(Collected data)
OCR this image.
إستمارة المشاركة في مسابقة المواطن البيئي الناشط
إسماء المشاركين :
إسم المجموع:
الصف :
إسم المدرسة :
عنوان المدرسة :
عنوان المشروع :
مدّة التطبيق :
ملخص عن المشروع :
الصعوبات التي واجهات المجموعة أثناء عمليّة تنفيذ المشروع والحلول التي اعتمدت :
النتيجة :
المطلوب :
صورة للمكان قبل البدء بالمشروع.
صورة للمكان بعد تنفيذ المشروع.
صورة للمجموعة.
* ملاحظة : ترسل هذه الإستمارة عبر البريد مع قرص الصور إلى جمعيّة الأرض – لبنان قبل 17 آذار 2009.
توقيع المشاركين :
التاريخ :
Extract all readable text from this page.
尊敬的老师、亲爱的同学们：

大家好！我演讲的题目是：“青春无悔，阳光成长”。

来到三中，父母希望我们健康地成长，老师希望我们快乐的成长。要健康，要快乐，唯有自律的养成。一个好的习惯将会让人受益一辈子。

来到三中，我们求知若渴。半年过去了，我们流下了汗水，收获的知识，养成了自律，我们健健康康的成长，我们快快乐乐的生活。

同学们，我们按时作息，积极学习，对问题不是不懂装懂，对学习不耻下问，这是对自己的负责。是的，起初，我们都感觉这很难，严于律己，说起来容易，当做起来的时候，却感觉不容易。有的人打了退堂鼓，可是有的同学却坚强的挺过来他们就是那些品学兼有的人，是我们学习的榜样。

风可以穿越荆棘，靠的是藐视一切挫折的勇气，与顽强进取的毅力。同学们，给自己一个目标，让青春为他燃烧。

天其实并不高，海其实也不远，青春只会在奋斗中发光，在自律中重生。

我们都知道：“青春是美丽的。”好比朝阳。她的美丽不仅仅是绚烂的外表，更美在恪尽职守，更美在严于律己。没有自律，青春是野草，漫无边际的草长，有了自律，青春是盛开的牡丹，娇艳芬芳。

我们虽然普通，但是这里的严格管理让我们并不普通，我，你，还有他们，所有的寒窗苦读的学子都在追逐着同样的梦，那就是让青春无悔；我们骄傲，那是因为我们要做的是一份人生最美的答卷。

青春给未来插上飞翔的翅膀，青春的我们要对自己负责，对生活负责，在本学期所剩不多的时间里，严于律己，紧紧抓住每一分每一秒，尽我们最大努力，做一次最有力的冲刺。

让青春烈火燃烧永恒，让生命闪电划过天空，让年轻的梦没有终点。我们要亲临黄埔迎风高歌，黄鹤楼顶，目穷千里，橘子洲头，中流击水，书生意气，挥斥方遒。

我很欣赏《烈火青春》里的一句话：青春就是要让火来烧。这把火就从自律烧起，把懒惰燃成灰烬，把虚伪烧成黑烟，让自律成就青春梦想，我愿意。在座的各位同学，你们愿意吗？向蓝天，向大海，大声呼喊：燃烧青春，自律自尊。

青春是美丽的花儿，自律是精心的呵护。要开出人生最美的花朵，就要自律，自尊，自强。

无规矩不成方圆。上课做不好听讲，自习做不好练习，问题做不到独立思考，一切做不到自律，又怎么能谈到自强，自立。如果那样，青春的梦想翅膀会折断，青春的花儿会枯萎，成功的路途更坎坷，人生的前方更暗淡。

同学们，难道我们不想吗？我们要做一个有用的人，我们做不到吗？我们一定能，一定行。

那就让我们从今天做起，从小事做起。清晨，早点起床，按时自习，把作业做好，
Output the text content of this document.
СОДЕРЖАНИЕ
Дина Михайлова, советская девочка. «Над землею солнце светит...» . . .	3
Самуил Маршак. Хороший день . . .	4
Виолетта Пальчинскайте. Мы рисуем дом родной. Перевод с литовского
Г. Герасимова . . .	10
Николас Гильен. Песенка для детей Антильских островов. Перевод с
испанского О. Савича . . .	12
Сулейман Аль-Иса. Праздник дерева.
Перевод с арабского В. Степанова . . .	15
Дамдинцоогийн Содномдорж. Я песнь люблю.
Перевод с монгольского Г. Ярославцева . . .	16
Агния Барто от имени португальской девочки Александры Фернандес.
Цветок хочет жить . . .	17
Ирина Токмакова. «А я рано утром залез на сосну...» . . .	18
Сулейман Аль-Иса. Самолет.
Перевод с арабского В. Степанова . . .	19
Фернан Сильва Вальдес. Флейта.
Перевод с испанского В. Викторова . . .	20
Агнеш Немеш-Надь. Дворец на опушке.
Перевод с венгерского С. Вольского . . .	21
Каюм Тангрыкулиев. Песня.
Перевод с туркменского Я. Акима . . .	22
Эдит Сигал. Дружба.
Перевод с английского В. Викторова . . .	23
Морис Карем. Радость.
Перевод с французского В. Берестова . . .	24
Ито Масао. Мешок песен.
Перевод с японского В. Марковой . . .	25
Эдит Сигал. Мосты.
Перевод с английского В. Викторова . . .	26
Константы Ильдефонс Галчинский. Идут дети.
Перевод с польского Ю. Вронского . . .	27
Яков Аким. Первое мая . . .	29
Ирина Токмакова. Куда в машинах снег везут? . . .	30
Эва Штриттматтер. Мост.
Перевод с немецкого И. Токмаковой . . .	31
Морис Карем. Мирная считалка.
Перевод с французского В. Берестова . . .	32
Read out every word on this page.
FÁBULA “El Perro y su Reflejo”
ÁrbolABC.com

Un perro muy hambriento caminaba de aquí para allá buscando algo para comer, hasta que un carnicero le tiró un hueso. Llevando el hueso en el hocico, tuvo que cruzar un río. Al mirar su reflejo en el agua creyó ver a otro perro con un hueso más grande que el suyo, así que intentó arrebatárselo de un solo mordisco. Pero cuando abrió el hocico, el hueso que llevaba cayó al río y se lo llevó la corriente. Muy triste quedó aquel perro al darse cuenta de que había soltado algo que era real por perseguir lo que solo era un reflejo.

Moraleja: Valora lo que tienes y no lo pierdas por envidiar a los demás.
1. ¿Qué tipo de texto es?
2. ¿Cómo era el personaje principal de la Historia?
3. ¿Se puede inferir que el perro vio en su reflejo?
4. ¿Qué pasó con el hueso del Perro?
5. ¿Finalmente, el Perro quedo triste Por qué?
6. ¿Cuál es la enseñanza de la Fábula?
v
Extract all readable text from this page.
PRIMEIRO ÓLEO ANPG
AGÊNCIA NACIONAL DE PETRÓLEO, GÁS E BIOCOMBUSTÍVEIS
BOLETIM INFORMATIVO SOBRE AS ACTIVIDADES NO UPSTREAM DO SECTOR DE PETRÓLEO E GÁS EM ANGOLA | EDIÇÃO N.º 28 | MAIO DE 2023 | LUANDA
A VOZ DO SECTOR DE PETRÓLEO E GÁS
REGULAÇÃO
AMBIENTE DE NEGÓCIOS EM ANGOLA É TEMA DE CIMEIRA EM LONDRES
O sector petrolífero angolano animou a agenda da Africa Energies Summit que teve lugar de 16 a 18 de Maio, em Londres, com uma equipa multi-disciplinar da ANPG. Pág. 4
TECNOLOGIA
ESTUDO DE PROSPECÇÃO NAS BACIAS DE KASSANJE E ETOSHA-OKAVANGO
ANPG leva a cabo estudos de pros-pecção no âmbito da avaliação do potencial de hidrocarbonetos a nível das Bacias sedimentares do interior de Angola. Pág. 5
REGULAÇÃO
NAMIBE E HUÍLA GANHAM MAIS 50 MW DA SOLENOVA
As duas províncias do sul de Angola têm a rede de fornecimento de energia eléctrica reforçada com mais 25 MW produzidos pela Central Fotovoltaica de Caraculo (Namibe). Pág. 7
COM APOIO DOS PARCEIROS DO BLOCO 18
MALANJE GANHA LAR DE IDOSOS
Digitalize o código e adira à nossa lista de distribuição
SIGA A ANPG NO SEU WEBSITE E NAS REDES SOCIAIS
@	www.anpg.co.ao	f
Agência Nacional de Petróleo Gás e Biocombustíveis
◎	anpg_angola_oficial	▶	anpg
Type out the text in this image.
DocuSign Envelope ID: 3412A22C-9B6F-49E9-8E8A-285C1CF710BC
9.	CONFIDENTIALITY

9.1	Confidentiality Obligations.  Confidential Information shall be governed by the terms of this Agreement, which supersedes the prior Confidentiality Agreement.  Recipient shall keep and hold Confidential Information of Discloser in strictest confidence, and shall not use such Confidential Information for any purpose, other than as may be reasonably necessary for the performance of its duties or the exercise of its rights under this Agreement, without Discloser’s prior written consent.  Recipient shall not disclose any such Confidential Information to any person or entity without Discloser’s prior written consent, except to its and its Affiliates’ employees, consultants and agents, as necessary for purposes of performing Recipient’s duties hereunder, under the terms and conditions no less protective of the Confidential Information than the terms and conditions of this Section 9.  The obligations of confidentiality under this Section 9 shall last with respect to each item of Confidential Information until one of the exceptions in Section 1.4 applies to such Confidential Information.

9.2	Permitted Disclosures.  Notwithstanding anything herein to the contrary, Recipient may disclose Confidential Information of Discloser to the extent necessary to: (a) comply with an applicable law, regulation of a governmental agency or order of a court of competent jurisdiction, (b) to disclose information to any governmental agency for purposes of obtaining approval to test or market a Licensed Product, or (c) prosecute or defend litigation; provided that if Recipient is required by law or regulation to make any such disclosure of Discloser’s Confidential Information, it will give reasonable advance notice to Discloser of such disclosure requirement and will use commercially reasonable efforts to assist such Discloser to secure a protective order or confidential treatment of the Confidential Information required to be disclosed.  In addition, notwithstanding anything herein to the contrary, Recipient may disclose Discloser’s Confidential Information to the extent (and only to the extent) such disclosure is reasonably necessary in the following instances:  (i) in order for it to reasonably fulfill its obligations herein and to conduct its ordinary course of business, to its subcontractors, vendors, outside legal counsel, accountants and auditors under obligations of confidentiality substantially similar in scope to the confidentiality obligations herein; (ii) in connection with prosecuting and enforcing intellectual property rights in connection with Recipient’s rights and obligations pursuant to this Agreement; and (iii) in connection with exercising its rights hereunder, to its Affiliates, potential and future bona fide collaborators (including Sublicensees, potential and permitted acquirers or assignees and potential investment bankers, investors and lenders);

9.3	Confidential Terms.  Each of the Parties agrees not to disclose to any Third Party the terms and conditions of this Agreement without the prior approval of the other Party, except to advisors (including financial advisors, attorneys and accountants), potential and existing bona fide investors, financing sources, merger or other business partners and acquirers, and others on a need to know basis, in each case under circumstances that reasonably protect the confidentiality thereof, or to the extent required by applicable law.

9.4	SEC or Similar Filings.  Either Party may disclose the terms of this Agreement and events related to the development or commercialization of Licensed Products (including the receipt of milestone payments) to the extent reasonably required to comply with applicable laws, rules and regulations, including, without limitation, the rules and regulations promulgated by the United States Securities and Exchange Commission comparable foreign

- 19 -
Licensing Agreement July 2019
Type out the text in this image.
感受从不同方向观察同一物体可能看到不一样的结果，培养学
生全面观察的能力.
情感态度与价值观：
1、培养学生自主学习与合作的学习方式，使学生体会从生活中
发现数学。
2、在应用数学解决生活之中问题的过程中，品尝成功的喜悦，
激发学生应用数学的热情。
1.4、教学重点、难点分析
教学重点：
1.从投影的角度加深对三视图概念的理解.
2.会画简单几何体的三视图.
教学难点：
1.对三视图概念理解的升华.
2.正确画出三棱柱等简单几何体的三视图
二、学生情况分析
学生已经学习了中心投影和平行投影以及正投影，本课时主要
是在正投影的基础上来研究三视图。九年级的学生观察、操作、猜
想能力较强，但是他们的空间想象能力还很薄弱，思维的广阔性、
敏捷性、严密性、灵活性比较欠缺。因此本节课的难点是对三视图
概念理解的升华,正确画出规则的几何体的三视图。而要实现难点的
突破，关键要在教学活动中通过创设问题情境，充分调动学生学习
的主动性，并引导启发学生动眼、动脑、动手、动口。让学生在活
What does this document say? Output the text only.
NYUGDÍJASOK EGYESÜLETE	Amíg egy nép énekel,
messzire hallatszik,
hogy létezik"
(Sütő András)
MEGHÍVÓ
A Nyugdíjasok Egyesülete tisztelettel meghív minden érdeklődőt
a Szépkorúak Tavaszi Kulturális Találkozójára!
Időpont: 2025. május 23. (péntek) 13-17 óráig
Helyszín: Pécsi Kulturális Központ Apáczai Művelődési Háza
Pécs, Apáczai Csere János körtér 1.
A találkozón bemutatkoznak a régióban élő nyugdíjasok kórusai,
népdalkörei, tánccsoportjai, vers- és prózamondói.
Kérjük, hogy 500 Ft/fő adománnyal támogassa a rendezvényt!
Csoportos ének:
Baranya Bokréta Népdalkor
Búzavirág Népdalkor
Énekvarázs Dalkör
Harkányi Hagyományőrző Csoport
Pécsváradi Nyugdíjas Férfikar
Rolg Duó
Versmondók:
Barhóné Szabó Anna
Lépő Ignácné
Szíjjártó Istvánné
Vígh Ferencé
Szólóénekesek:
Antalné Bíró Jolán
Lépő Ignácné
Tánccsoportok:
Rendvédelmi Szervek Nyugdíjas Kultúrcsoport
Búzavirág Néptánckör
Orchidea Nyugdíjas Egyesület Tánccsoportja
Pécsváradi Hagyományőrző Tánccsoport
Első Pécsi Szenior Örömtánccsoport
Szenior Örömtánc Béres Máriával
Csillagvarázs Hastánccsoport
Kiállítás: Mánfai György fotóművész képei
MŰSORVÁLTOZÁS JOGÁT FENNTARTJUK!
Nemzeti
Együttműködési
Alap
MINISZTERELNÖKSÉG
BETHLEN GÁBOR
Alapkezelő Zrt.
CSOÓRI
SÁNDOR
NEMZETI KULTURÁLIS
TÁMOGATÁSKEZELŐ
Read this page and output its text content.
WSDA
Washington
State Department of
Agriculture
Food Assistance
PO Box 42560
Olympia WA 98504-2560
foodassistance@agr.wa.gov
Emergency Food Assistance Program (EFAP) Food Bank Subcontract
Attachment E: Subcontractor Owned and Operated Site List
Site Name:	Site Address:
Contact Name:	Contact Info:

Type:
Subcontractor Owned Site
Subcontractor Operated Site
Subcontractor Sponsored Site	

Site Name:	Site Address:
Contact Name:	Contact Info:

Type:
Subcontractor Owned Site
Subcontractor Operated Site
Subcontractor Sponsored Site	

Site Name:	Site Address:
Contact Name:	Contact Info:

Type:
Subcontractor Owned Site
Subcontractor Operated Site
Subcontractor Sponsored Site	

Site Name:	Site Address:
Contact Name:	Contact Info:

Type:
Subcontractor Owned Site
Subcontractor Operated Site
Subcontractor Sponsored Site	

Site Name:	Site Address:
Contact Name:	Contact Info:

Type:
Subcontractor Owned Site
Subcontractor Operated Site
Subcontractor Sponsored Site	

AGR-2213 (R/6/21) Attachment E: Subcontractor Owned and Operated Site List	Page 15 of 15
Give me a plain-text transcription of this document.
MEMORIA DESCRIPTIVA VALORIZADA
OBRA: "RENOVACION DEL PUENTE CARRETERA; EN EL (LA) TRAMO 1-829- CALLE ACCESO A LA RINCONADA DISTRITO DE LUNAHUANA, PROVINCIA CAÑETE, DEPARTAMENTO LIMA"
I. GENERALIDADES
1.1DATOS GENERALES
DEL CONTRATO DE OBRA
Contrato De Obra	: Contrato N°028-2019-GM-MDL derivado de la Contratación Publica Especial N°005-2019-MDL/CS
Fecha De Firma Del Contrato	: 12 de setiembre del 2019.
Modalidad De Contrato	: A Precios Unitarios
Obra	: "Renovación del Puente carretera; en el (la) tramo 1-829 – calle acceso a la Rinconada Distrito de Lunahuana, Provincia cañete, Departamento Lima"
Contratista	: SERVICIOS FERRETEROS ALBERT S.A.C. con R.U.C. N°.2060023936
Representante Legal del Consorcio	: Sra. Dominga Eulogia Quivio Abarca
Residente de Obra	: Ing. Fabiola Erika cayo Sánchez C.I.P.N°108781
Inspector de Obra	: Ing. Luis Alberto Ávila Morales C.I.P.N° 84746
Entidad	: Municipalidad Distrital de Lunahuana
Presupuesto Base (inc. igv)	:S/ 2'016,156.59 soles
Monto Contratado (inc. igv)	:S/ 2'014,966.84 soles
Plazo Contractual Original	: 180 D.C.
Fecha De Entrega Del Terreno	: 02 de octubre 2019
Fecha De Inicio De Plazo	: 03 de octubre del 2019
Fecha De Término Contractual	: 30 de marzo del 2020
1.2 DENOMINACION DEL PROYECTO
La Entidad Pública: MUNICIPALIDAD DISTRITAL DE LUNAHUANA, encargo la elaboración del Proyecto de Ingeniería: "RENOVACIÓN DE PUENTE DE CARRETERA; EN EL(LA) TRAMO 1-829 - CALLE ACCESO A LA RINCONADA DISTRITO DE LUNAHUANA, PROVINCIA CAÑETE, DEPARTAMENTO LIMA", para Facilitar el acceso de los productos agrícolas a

## WHAT IS NEEDED
Say how many lines of the listing above contain "Plazo", with no other words.

## SOLVED PROBLEM
2